(Records from a collection)
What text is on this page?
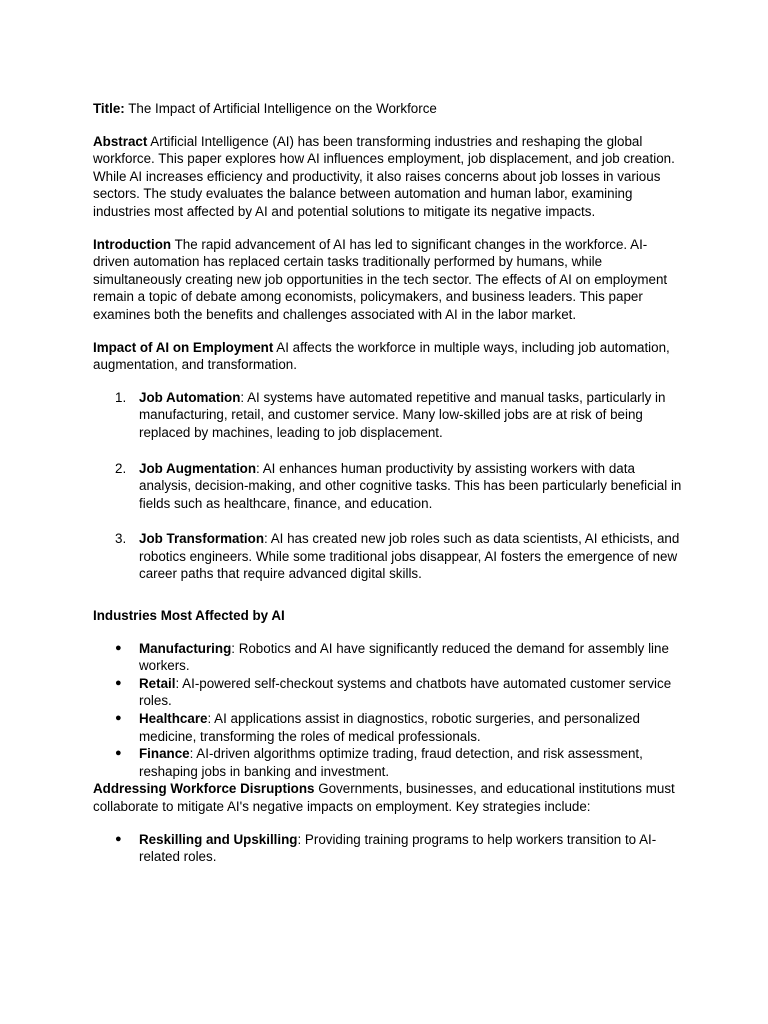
Title: The Impact of Artificial Intelligence on the Workforce

Abstract Artificial Intelligence (AI) has been transforming industries and reshaping the global workforce. This paper explores how AI influences employment, job displacement, and job creation. While AI increases efficiency and productivity, it also raises concerns about job losses in various sectors. The study evaluates the balance between automation and human labor, examining industries most affected by AI and potential solutions to mitigate its negative impacts.

Introduction The rapid advancement of AI has led to significant changes in the workforce. AI-driven automation has replaced certain tasks traditionally performed by humans, while simultaneously creating new job opportunities in the tech sector. The effects of AI on employment remain a topic of debate among economists, policymakers, and business leaders. This paper examines both the benefits and challenges associated with AI in the labor market.

Impact of AI on Employment AI affects the workforce in multiple ways, including job automation, augmentation, and transformation.

1. Job Automation: AI systems have automated repetitive and manual tasks, particularly in manufacturing, retail, and customer service. Many low-skilled jobs are at risk of being replaced by machines, leading to job displacement.
2. Job Augmentation: AI enhances human productivity by assisting workers with data analysis, decision-making, and other cognitive tasks. This has been particularly beneficial in fields such as healthcare, finance, and education.
3. Job Transformation: AI has created new job roles such as data scientists, AI ethicists, and robotics engineers. While some traditional jobs disappear, AI fosters the emergence of new career paths that require advanced digital skills.

Industries Most Affected by AI

● Manufacturing: Robotics and AI have significantly reduced the demand for assembly line workers.
● Retail: AI-powered self-checkout systems and chatbots have automated customer service roles.
● Healthcare: AI applications assist in diagnostics, robotic surgeries, and personalized medicine, transforming the roles of medical professionals.
● Finance: AI-driven algorithms optimize trading, fraud detection, and risk assessment, reshaping jobs in banking and investment.

Addressing Workforce Disruptions Governments, businesses, and educational institutions must collaborate to mitigate AI's negative impacts on employment. Key strategies include:

● Reskilling and Upskilling: Providing training programs to help workers transition to AI-related roles.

Instruction:
Show the lines of the material that contain the word "customer".

Result for this exercise:
1. Job Automation: AI systems have automated repetitive and manual tasks, particularly in manufacturing, retail, and customer service. Many low-skilled jobs are at risk of being replaced by machines, leading to job displacement.
● Retail: AI-powered self-checkout systems and chatbots have automated customer service roles.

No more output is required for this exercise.